Written task - From the entries below, gather every line containing the string "Ἐπεὶ".

Stored data entries:
++++++++++++++++++++

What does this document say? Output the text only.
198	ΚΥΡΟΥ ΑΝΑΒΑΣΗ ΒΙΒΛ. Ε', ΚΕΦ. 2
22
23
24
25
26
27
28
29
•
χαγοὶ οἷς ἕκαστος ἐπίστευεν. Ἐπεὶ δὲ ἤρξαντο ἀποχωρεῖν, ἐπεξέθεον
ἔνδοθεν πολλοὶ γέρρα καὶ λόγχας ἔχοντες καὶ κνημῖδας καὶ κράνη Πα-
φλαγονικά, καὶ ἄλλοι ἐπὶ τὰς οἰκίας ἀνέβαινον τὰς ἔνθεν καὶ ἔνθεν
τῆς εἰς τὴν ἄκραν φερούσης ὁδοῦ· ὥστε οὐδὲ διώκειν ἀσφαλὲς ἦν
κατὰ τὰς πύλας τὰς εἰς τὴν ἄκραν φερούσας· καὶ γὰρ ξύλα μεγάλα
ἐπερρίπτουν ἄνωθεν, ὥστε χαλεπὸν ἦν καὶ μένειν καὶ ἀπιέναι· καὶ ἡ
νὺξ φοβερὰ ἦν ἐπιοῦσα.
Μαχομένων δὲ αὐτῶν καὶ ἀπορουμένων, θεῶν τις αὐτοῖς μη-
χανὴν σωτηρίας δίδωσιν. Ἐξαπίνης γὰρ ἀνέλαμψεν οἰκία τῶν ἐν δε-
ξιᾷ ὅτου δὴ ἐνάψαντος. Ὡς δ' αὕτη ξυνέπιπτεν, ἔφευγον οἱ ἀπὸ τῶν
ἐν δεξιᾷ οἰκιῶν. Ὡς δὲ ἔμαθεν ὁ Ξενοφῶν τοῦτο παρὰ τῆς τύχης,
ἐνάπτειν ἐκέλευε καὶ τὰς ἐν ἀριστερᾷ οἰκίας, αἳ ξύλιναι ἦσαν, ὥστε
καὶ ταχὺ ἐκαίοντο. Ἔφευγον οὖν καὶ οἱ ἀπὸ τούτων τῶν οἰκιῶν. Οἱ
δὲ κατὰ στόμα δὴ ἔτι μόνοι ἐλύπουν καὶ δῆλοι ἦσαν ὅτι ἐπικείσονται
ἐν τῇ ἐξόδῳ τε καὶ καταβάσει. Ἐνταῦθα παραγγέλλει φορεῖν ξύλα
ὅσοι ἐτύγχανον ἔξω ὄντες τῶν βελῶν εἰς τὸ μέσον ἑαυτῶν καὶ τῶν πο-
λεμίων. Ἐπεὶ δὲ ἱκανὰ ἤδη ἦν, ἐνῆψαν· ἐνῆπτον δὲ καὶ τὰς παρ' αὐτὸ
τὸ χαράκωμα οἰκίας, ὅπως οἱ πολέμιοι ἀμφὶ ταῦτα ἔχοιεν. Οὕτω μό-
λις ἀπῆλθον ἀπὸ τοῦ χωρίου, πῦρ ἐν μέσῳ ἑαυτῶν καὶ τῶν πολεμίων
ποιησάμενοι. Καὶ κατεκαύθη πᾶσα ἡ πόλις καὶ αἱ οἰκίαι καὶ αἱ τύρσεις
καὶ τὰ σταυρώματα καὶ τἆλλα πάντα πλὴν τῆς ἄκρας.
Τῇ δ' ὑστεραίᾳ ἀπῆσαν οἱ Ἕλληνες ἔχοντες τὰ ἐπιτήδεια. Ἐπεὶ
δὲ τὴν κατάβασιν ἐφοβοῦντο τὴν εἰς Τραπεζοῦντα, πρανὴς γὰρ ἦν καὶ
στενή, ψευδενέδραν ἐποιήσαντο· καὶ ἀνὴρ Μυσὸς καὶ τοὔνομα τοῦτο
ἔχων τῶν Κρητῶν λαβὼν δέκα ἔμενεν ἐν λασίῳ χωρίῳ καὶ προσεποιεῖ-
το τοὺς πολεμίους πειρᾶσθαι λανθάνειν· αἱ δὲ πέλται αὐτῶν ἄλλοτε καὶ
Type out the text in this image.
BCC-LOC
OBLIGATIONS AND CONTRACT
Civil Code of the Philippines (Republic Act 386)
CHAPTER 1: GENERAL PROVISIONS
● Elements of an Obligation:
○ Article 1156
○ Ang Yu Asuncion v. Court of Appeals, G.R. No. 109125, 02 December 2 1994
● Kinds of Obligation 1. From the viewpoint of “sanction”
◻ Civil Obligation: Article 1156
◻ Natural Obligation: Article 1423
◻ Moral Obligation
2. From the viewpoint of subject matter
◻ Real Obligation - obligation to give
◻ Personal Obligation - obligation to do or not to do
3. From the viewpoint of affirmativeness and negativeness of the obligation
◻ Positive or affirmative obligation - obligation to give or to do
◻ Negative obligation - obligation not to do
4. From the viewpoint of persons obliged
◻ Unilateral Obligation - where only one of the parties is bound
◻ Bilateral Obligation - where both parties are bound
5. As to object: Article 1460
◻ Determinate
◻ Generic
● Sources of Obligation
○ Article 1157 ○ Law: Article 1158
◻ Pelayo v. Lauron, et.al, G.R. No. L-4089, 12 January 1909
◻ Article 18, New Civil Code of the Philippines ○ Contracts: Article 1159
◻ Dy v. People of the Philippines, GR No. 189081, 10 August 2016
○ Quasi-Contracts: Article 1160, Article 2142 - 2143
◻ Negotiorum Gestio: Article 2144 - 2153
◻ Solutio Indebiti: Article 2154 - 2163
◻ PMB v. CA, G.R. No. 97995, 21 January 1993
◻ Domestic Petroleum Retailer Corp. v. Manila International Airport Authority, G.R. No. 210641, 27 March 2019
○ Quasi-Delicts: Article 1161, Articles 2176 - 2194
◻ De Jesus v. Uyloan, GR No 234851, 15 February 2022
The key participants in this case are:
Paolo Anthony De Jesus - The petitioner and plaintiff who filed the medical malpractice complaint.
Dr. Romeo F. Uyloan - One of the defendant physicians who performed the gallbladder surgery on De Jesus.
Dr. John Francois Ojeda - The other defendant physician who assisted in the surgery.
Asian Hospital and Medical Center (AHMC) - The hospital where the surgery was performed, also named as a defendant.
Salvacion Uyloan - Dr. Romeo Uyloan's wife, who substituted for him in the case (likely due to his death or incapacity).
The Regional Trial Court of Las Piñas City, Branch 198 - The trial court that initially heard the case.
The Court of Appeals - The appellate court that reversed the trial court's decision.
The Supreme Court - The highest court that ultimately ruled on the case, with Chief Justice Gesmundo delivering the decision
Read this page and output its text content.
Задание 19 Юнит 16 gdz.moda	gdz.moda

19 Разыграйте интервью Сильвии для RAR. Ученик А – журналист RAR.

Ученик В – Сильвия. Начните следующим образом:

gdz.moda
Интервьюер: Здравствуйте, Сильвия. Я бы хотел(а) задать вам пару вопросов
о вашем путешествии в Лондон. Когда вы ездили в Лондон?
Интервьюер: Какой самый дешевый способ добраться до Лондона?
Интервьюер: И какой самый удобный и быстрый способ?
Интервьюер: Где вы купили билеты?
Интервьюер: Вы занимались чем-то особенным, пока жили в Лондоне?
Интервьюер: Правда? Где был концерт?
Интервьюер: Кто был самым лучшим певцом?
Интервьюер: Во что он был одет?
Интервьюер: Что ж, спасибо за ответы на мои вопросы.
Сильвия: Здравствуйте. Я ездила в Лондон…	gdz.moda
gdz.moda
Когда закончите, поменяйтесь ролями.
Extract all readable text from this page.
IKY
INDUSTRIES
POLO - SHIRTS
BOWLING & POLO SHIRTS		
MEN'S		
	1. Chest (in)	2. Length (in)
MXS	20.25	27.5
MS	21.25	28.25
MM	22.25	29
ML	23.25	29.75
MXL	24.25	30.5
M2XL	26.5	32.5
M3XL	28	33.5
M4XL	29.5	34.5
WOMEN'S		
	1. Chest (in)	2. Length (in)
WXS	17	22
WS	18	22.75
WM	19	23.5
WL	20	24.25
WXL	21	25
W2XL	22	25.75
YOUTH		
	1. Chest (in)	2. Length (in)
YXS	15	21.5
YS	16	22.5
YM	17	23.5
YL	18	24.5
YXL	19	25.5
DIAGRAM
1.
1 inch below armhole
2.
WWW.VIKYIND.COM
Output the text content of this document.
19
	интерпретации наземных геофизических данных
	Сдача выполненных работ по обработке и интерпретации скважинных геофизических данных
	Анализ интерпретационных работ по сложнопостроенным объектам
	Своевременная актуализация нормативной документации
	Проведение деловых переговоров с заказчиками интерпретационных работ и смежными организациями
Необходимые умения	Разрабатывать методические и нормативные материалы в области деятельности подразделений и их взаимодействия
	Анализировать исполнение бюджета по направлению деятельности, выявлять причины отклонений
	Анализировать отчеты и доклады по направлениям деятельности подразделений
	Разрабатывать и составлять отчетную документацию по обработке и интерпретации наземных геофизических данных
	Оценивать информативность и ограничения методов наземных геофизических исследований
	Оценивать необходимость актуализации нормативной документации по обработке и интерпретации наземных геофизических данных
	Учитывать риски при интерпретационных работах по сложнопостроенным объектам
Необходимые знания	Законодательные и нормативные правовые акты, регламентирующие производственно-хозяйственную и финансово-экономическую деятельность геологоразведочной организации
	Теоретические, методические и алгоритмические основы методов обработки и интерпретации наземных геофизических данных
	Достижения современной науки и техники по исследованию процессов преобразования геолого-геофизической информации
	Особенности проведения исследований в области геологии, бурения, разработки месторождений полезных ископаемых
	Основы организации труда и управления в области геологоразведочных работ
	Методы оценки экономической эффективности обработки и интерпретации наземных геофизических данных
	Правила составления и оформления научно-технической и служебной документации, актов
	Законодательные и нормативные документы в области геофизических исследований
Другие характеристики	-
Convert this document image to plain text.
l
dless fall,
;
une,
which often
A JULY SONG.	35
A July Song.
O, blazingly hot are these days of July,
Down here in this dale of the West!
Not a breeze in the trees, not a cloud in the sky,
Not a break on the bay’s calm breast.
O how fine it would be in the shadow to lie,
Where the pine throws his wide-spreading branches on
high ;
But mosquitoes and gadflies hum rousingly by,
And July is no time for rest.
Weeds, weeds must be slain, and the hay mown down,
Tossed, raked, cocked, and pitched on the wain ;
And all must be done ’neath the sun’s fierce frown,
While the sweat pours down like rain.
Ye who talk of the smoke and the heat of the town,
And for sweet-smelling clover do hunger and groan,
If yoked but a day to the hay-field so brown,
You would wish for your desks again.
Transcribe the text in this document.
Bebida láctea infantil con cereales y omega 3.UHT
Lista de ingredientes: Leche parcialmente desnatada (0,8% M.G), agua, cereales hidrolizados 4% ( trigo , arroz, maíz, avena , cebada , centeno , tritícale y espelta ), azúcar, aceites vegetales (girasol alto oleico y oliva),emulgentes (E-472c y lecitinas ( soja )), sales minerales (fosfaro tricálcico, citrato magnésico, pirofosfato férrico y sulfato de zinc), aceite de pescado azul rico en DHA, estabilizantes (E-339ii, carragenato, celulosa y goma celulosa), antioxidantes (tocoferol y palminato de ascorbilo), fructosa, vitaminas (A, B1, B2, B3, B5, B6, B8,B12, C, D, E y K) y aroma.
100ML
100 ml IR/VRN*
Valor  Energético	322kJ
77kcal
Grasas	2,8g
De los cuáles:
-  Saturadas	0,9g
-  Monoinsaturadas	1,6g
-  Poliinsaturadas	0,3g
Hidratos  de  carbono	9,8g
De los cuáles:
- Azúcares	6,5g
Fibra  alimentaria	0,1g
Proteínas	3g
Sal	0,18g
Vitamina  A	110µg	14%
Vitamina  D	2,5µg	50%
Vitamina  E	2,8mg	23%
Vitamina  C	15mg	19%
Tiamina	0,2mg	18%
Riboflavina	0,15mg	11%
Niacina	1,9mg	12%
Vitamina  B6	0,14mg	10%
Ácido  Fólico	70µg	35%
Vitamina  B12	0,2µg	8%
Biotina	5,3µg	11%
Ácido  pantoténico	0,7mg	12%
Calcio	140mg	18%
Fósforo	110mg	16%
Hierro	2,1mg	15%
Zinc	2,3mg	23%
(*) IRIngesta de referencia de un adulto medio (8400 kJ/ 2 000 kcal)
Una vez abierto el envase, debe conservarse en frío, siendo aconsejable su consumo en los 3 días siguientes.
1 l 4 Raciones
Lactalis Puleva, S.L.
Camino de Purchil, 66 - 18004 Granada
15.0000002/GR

++++++++++++++++++++

Complete response -
χαγοὶ οἷς ἕκαστος ἐπίστευεν. Ἐπεὶ δὲ ἤρξαντο ἀποχωρεῖν, ἐπεξέθεον
λεμίων. Ἐπεὶ δὲ ἱκανὰ ἤδη ἦν, ἐνῆψαν· ἐνῆπτον δὲ καὶ τὰς παρ' αὐτὸ
Τῇ δ' ὑστεραίᾳ ἀπῆσαν οἱ Ἕλληνες ἔχοντες τὰ ἐπιτήδεια. Ἐπεὶ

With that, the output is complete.